> Dataset entries:
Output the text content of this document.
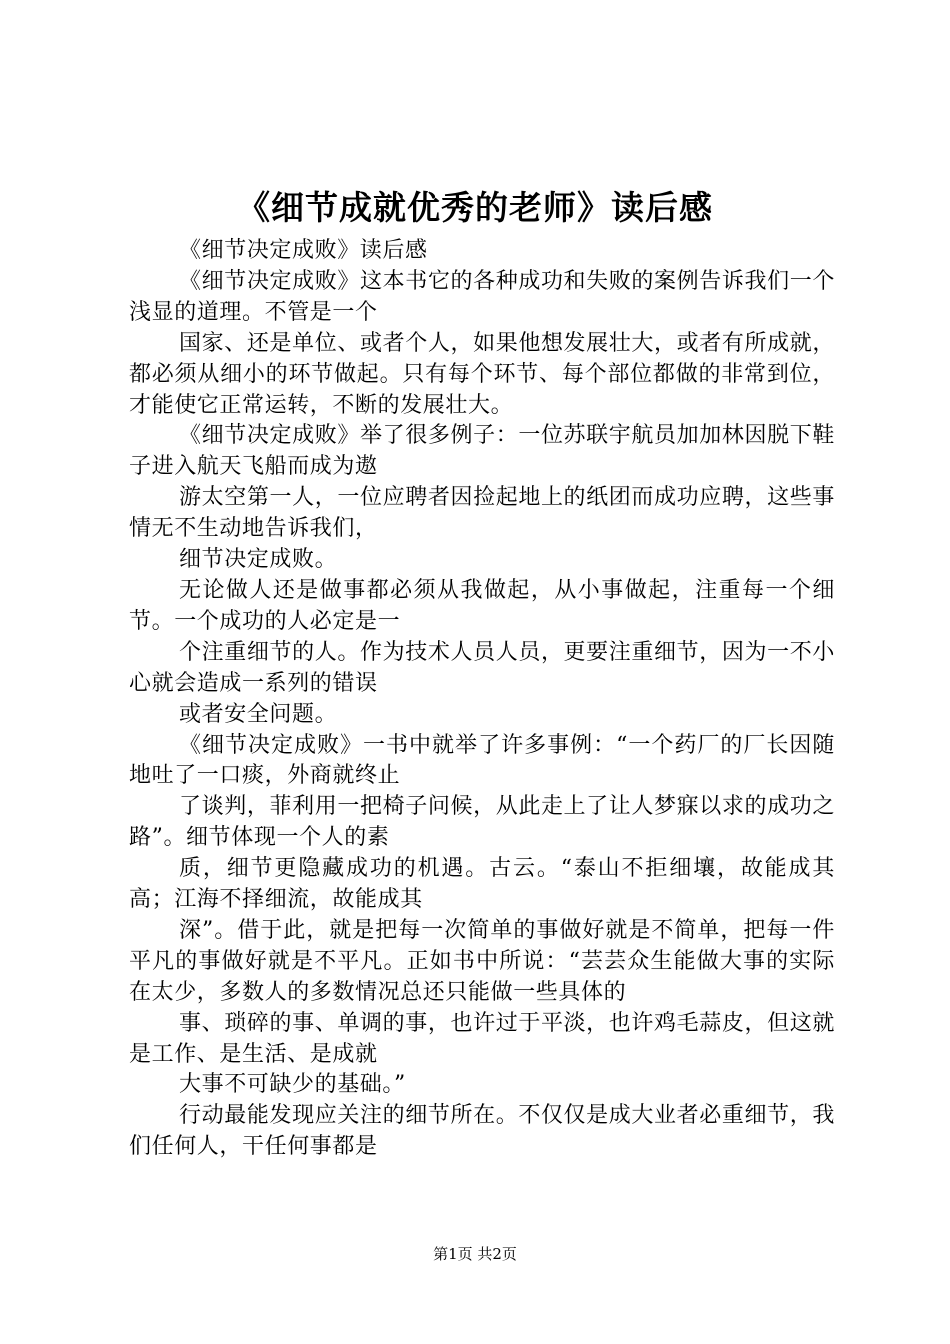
《细节成就优秀的老师》读后感

《细节决定成败》读后感

《细节决定成败》这本书它的各种成功和失败的案例告诉我们一个浅显的道理。不管是一个

国家、还是单位、或者个人，如果他想发展壮大，或者有所成就，都必须从细小的环节做起。只有每个环节、每个部位都做的非常到位，才能使它正常运转，不断的发展壮大。

《细节决定成败》举了很多例子：一位苏联宇航员加加林因脱下鞋子进入航天飞船而成为遨

游太空第一人，一位应聘者因捡起地上的纸团而成功应聘，这些事情无不生动地告诉我们，

细节决定成败。

无论做人还是做事都必须从我做起，从小事做起，注重每一个细节。一个成功的人必定是一

个注重细节的人。作为技术人员人员，更要注重细节，因为一不小心就会造成一系列的错误

或者安全问题。

《细节决定成败》一书中就举了许多事例：“一个药厂的厂长因随地吐了一口痰，外商就终止

了谈判，菲利用一把椅子问候，从此走上了让人梦寐以求的成功之路”。细节体现一个人的素

质，细节更隐藏成功的机遇。古云。“泰山不拒细壤，故能成其高；江海不择细流，故能成其

深”。借于此，就是把每一次简单的事做好就是不简单，把每一件平凡的事做好就是不平凡。正如书中所说：“芸芸众生能做大事的实际在太少，多数人的多数情况总还只能做一些具体的

事、琐碎的事、单调的事，也许过于平淡，也许鸡毛蒜皮，但这就是工作、是生活、是成就

大事不可缺少的基础。”

行动最能发现应关注的细节所在。不仅仅是成大业者必重细节，我们任何人，干任何事都是

第1页 共2页
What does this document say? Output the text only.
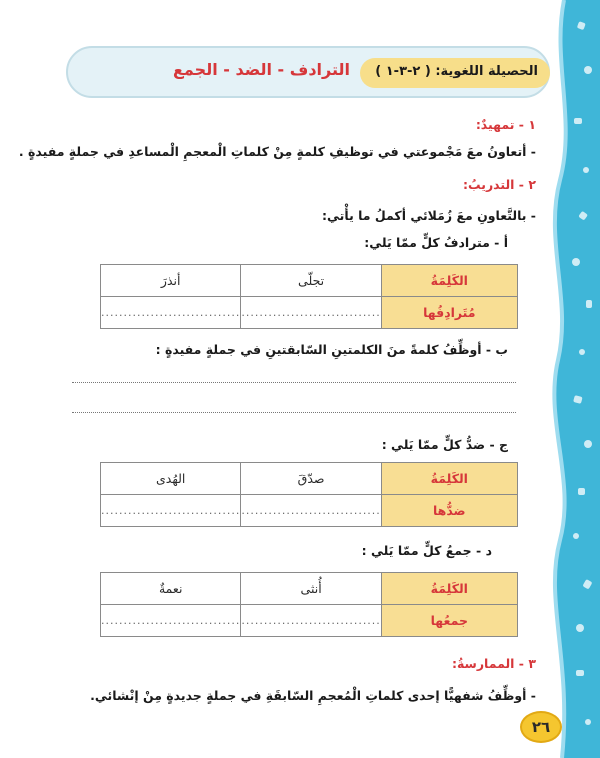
الحصيلة اللغوية: ( ٢-٣-١ )
الترادف - الضد - الجمع
١ - تمهيدٌ:
- أتعاونُ معَ مَجْموعتي في توظيفِ كلمةٍ مِنْ كلماتِ الْمعجمِ الْمساعدِ في جملةٍ مفيدةٍ .
٢ - التدريبُ:
- بالتَّعاونِ معَ زُمَلائي أكملُ ما يأْتي:
أ - مترادفُ كلٍّ ممّا يَلي:
الكَلِمَةُ	تجلّى	أنذرَ
مُتَرادِفُها	...............................	...............................
ب - أوظِّفُ كلمةً منَ الكلمتينِ السّابقتينِ في جملةٍ مفيدةٍ :
ج - ضدُّ كلٍّ ممّا يَلي :
الكَلِمَةُ	صدّقَ	الهُدى
ضدُّها	...............................	...............................
د - جمعُ كلٍّ ممّا يَلي :
الكَلِمَةُ	أُنثى	نعمةٌ
جمعُها	...............................	...............................
٣ - الممارسةُ:
- أوظِّفُ شفهيًّا إحدى كلماتِ الْمُعجمِ السّابقَةِ في جملةٍ جديدةٍ مِنْ إنْشائي.
٢٦
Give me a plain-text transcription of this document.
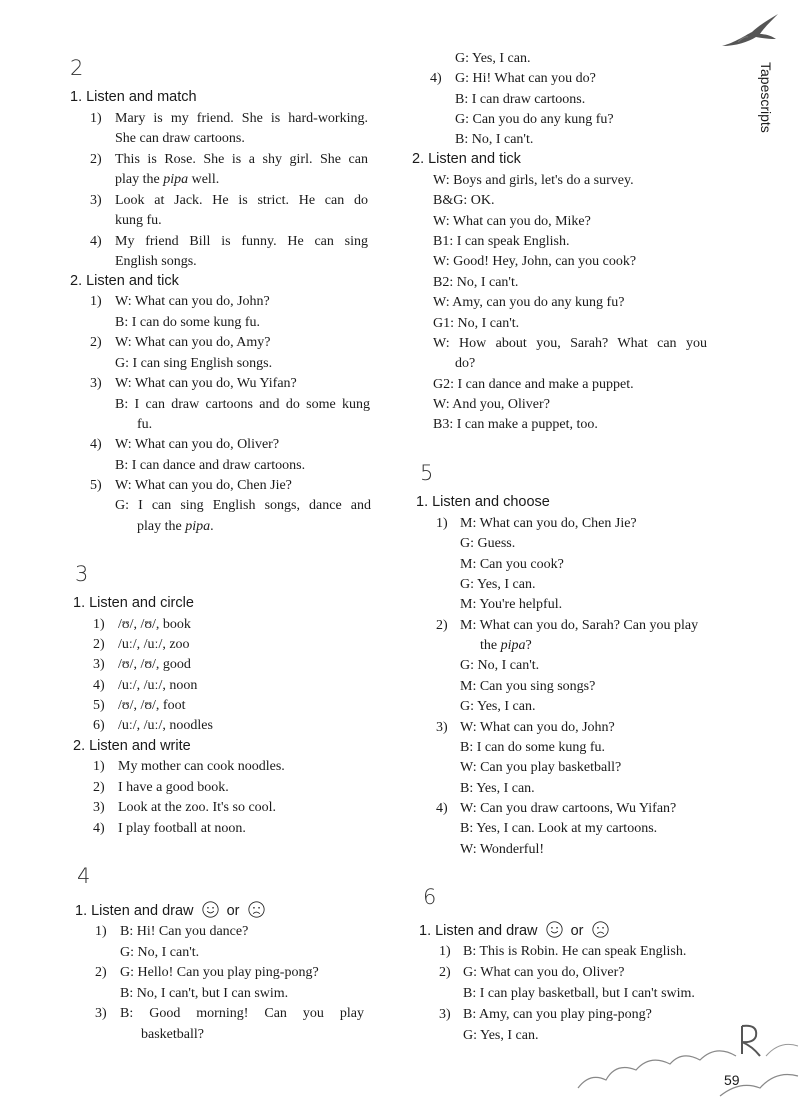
Tapescripts
2
1. Listen and match
1) Mary is my friend. She is hard-working.
She can draw cartoons.
2) This is Rose. She is a shy girl. She can
play the pipa well.
3) Look at Jack. He is strict. He can do
kung fu.
4) My friend Bill is funny. He can sing
English songs.
2. Listen and tick
1) W: What can you do, John?
B: I can do some kung fu.
2) W: What can you do, Amy?
G: I can sing English songs.
3) W: What can you do, Wu Yifan?
B: I can draw cartoons and do some kung
fu.
4) W: What can you do, Oliver?
B: I can dance and draw cartoons.
5) W: What can you do, Chen Jie?
G: I can sing English songs, dance and
play the pipa.
3
1. Listen and circle
1) /ʊ/, /ʊ/, book
2) /uː/, /uː/, zoo
3) /ʊ/, /ʊ/, good
4) /uː/, /uː/, noon
5) /ʊ/, /ʊ/, foot
6) /uː/, /uː/, noodles
2. Listen and write
1) My mother can cook noodles.
2) I have a good book.
3) Look at the zoo. It's so cool.
4) I play football at noon.
4
1. Listen and draw or
1) B: Hi! Can you dance?
G: No, I can't.
2) G: Hello! Can you play ping-pong?
B: No, I can't, but I can swim.
3) B: Good morning! Can you play
basketball?
G: Yes, I can.
4) G: Hi! What can you do?
B: I can draw cartoons.
G: Can you do any kung fu?
B: No, I can't.
2. Listen and tick
W: Boys and girls, let's do a survey.
B&G: OK.
W: What can you do, Mike?
B1: I can speak English.
W: Good! Hey, John, can you cook?
B2: No, I can't.
W: Amy, can you do any kung fu?
G1: No, I can't.
W: How about you, Sarah? What can you
do?
G2: I can dance and make a puppet.
W: And you, Oliver?
B3: I can make a puppet, too.
5
1. Listen and choose
1) M: What can you do, Chen Jie?
G: Guess.
M: Can you cook?
G: Yes, I can.
M: You're helpful.
2) M: What can you do, Sarah? Can you play
the pipa?
G: No, I can't.
M: Can you sing songs?
G: Yes, I can.
3) W: What can you do, John?
B: I can do some kung fu.
W: Can you play basketball?
B: Yes, I can.
4) W: Can you draw cartoons, Wu Yifan?
B: Yes, I can. Look at my cartoons.
W: Wonderful!
6
1. Listen and draw or
1) B: This is Robin. He can speak English.
2) G: What can you do, Oliver?
B: I can play basketball, but I can't swim.
3) B: Amy, can you play ping-pong?
G: Yes, I can.
59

> Goal: Transcribe the whole listing, character for character, but not its images.

> Exercise solution:
Output the text content of this document.
《细节成就优秀的老师》读后感

《细节决定成败》读后感

《细节决定成败》这本书它的各种成功和失败的案例告诉我们一个浅显的道理。不管是一个

国家、还是单位、或者个人，如果他想发展壮大，或者有所成就，都必须从细小的环节做起。只有每个环节、每个部位都做的非常到位，才能使它正常运转，不断的发展壮大。

《细节决定成败》举了很多例子：一位苏联宇航员加加林因脱下鞋子进入航天飞船而成为遨

游太空第一人，一位应聘者因捡起地上的纸团而成功应聘，这些事情无不生动地告诉我们，

细节决定成败。

无论做人还是做事都必须从我做起，从小事做起，注重每一个细节。一个成功的人必定是一

个注重细节的人。作为技术人员人员，更要注重细节，因为一不小心就会造成一系列的错误

或者安全问题。

《细节决定成败》一书中就举了许多事例：“一个药厂的厂长因随地吐了一口痰，外商就终止

了谈判，菲利用一把椅子问候，从此走上了让人梦寐以求的成功之路”。细节体现一个人的素

质，细节更隐藏成功的机遇。古云。“泰山不拒细壤，故能成其高；江海不择细流，故能成其

深”。借于此，就是把每一次简单的事做好就是不简单，把每一件平凡的事做好就是不平凡。正如书中所说：“芸芸众生能做大事的实际在太少，多数人的多数情况总还只能做一些具体的

事、琐碎的事、单调的事，也许过于平淡，也许鸡毛蒜皮，但这就是工作、是生活、是成就

大事不可缺少的基础。”

行动最能发现应关注的细节所在。不仅仅是成大业者必重细节，我们任何人，干任何事都是

第1页 共2页
What does this document say? Output the text only.
الحصيلة اللغوية: ( ٢-٣-١ )
الترادف - الضد - الجمع
١ - تمهيدٌ:
- أتعاونُ معَ مَجْموعتي في توظيفِ كلمةٍ مِنْ كلماتِ الْمعجمِ الْمساعدِ في جملةٍ مفيدةٍ .
٢ - التدريبُ:
- بالتَّعاونِ معَ زُمَلائي أكملُ ما يأْتي:
أ - مترادفُ كلٍّ ممّا يَلي:
الكَلِمَةُ	تجلّى	أنذرَ
مُتَرادِفُها	...............................	...............................
ب - أوظِّفُ كلمةً منَ الكلمتينِ السّابقتينِ في جملةٍ مفيدةٍ :
ج - ضدُّ كلٍّ ممّا يَلي :
الكَلِمَةُ	صدّقَ	الهُدى
ضدُّها	...............................	...............................
د - جمعُ كلٍّ ممّا يَلي :
الكَلِمَةُ	أُنثى	نعمةٌ
جمعُها	...............................	...............................
٣ - الممارسةُ:
- أوظِّفُ شفهيًّا إحدى كلماتِ الْمُعجمِ السّابقَةِ في جملةٍ جديدةٍ مِنْ إنْشائي.
٢٦
Give me a plain-text transcription of this document.
Tapescripts
2
1. Listen and match
1) Mary is my friend. She is hard-working.
She can draw cartoons.
2) This is Rose. She is a shy girl. She can
play the pipa well.
3) Look at Jack. He is strict. He can do
kung fu.
4) My friend Bill is funny. He can sing
English songs.
2. Listen and tick
1) W: What can you do, John?
B: I can do some kung fu.
2) W: What can you do, Amy?
G: I can sing English songs.
3) W: What can you do, Wu Yifan?
B: I can draw cartoons and do some kung
fu.
4) W: What can you do, Oliver?
B: I can dance and draw cartoons.
5) W: What can you do, Chen Jie?
G: I can sing English songs, dance and
play the pipa.
3
1. Listen and circle
1) /ʊ/, /ʊ/, book
2) /uː/, /uː/, zoo
3) /ʊ/, /ʊ/, good
4) /uː/, /uː/, noon
5) /ʊ/, /ʊ/, foot
6) /uː/, /uː/, noodles
2. Listen and write
1) My mother can cook noodles.
2) I have a good book.
3) Look at the zoo. It's so cool.
4) I play football at noon.
4
1. Listen and draw or
1) B: Hi! Can you dance?
G: No, I can't.
2) G: Hello! Can you play ping-pong?
B: No, I can't, but I can swim.
3) B: Good morning! Can you play
basketball?
G: Yes, I can.
4) G: Hi! What can you do?
B: I can draw cartoons.
G: Can you do any kung fu?
B: No, I can't.
2. Listen and tick
W: Boys and girls, let's do a survey.
B&G: OK.
W: What can you do, Mike?
B1: I can speak English.
W: Good! Hey, John, can you cook?
B2: No, I can't.
W: Amy, can you do any kung fu?
G1: No, I can't.
W: How about you, Sarah? What can you
do?
G2: I can dance and make a puppet.
W: And you, Oliver?
B3: I can make a puppet, too.
5
1. Listen and choose
1) M: What can you do, Chen Jie?
G: Guess.
M: Can you cook?
G: Yes, I can.
M: You're helpful.
2) M: What can you do, Sarah? Can you play
the pipa?
G: No, I can't.
M: Can you sing songs?
G: Yes, I can.
3) W: What can you do, John?
B: I can do some kung fu.
W: Can you play basketball?
B: Yes, I can.
4) W: Can you draw cartoons, Wu Yifan?
B: Yes, I can. Look at my cartoons.
W: Wonderful!
6
1. Listen and draw or
1) B: This is Robin. He can speak English.
2) G: What can you do, Oliver?
B: I can play basketball, but I can't swim.
3) B: Amy, can you play ping-pong?
G: Yes, I can.
59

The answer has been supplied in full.